(Stored items)
[Begin]

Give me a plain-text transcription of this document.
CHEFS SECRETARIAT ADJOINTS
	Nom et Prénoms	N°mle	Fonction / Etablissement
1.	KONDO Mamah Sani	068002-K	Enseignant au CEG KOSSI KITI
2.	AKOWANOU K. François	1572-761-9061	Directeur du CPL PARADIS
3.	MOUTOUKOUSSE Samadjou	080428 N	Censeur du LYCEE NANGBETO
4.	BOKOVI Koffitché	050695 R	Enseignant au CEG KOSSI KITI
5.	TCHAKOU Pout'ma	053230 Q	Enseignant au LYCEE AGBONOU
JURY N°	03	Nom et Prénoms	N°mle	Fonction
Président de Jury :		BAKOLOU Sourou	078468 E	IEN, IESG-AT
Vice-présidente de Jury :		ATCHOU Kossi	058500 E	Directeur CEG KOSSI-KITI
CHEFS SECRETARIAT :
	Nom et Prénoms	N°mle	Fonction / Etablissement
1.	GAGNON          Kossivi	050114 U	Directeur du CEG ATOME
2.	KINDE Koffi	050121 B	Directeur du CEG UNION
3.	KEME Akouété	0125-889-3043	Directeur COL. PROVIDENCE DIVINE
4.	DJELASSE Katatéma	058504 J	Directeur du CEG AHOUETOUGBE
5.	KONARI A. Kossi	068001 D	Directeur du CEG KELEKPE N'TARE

[End]

GOAL: Every entry must be quoted exactly as it appears above.

ANSWER:
Give me a plain-text transcription of this document.
CHEFS SECRETARIAT ADJOINTS
	Nom et Prénoms	N°mle	Fonction / Etablissement
1.	KONDO Mamah Sani	068002-K	Enseignant au CEG KOSSI KITI
2.	AKOWANOU K. François	1572-761-9061	Directeur du CPL PARADIS
3.	MOUTOUKOUSSE Samadjou	080428 N	Censeur du LYCEE NANGBETO
4.	BOKOVI Koffitché	050695 R	Enseignant au CEG KOSSI KITI
5.	TCHAKOU Pout'ma	053230 Q	Enseignant au LYCEE AGBONOU
JURY N°	03	Nom et Prénoms	N°mle	Fonction
Président de Jury :		BAKOLOU Sourou	078468 E	IEN, IESG-AT
Vice-présidente de Jury :		ATCHOU Kossi	058500 E	Directeur CEG KOSSI-KITI
CHEFS SECRETARIAT :
	Nom et Prénoms	N°mle	Fonction / Etablissement
1.	GAGNON          Kossivi	050114 U	Directeur du CEG ATOME
2.	KINDE Koffi	050121 B	Directeur du CEG UNION
3.	KEME Akouété	0125-889-3043	Directeur COL. PROVIDENCE DIVINE
4.	DJELASSE Katatéma	058504 J	Directeur du CEG AHOUETOUGBE
5.	KONARI A. Kossi	068001 D	Directeur du CEG KELEKPE N'TARE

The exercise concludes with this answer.